[Material for the task]
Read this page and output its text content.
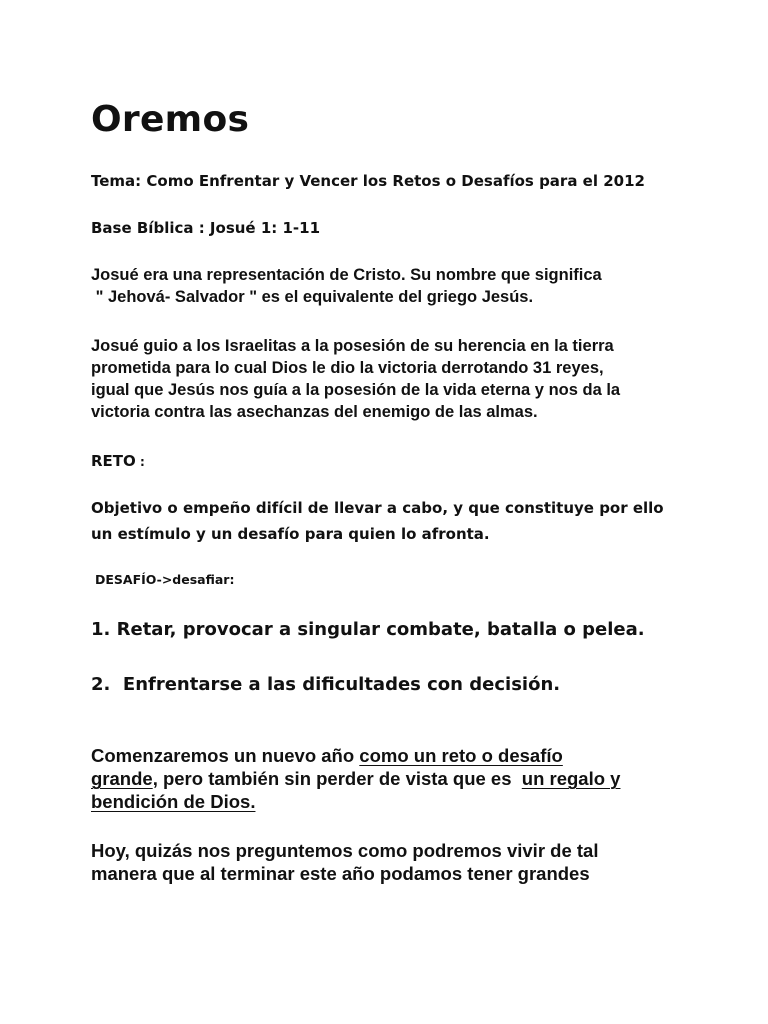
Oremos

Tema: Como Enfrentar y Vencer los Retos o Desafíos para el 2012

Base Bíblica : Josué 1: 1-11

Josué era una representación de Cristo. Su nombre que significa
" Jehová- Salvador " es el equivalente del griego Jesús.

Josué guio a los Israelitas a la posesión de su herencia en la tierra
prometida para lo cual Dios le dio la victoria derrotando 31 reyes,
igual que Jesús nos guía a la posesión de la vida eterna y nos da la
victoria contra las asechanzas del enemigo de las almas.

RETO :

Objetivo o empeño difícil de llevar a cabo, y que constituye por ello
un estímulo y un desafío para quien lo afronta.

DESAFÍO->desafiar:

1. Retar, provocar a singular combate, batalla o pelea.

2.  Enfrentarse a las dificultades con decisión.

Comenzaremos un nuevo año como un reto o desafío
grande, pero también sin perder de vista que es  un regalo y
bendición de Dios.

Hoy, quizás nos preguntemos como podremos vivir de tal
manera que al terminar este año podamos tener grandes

[The request] Print every entry above again without changing a word, and omit the pictures.

[Result for this task]
Read this page and output its text content.
Oremos

Tema: Como Enfrentar y Vencer los Retos o Desafíos para el 2012

Base Bíblica : Josué 1: 1-11

Josué era una representación de Cristo. Su nombre que significa
" Jehová- Salvador " es el equivalente del griego Jesús.

Josué guio a los Israelitas a la posesión de su herencia en la tierra
prometida para lo cual Dios le dio la victoria derrotando 31 reyes,
igual que Jesús nos guía a la posesión de la vida eterna y nos da la
victoria contra las asechanzas del enemigo de las almas.

RETO :

Objetivo o empeño difícil de llevar a cabo, y que constituye por ello
un estímulo y un desafío para quien lo afronta.

DESAFÍO->desafiar:

1. Retar, provocar a singular combate, batalla o pelea.

2.  Enfrentarse a las dificultades con decisión.

Comenzaremos un nuevo año como un reto o desafío
grande, pero también sin perder de vista que es  un regalo y
bendición de Dios.

Hoy, quizás nos preguntemos como podremos vivir de tal
manera que al terminar este año podamos tener grandes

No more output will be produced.